Excerpted text:
The PFS benefit of only about three months compared to chemotherapy also raised some questions, as it was viewed as a short-lived, rather modest benefit. Researchers are exploring use of PARP inhibitors in earlier stage settings, including combination regimens, to improve efficacy and durability.
"Combinations will be even more powerful," Litton said.
Lynparza Leads PARPs In Breast Cancer
In addition to Lynparza, two other PARP inhibitors are FDA-approved and could play a role in breast cancer – Clovis Oncology Inc.'s Rubraca (rucaparib) and Tesaro Inc.'s Zejula (niraparib). (Also see "Broad Label Gives Tesaro's Niraparib A Head Start In Ovarian Cancer" - Scrip, 28 Mar, 2017.) All three are approved for ovarian cancer, but with differences in approved populations. Rubraca is cleared for third-line ovarian cancer with BRCA mutations and Zejula has the broadest labeling as a maintenance treatment in ovarian cancer regardless of mutation status.

(Structured page parsing data)

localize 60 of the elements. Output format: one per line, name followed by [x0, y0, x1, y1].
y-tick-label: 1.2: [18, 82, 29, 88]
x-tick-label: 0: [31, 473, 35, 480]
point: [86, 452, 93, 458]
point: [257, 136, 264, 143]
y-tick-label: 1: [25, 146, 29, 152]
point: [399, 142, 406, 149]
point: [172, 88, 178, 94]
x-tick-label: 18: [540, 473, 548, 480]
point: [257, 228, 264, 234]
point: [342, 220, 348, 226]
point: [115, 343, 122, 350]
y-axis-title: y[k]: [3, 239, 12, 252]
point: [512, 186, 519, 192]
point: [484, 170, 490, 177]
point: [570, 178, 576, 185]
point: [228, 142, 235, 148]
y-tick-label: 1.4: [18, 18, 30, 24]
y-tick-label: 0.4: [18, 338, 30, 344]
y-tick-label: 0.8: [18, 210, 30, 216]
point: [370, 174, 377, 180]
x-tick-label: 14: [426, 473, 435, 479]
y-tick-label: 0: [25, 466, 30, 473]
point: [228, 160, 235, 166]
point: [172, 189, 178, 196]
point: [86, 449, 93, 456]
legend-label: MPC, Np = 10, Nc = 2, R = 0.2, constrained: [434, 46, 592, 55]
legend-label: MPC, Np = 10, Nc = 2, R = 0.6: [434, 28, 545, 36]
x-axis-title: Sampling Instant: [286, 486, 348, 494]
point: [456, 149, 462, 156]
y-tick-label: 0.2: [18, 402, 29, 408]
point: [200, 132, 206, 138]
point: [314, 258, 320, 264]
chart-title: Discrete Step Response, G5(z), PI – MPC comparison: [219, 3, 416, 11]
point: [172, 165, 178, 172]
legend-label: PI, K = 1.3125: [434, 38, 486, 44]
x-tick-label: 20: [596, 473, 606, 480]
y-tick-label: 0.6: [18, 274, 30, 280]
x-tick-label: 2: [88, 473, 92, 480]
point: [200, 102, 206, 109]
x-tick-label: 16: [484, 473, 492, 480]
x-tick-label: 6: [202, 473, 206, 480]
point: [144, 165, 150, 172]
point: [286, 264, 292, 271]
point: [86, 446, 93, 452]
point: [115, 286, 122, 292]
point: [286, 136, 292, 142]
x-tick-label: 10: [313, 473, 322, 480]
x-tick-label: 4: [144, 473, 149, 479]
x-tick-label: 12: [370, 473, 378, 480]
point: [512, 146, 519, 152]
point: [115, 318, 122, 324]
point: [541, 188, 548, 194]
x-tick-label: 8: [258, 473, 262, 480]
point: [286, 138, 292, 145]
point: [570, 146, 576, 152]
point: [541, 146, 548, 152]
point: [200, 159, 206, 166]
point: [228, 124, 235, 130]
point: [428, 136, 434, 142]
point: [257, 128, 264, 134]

Tasks for this exercise:
a - Summarize the text on PARP inhibitors in breast cancer in two sentences.
b - Please translate this sentence from the text on PARP inhibitors in breast cancer into Spanish: "All three are approved for ovarian cancer, but with differences in approved populations."

Answers to the tasks:
a - A PFS benefit of only about three months over chemotherapy was seen as modest and short-lived, so researchers are exploring PARP inhibitors in earlier stage settings, including combination regimens, to improve efficacy and durability. Besides Lynparza, the FDA-approved PARP inhibitors Rubraca and Zejula could play a role in breast cancer, and all three are approved for ovarian cancer with differences in approved populations, with Zejula having the broadest labeling.

b - Los tres están aprobados para el cáncer de ovario, pero con diferencias en las poblaciones aprobadas.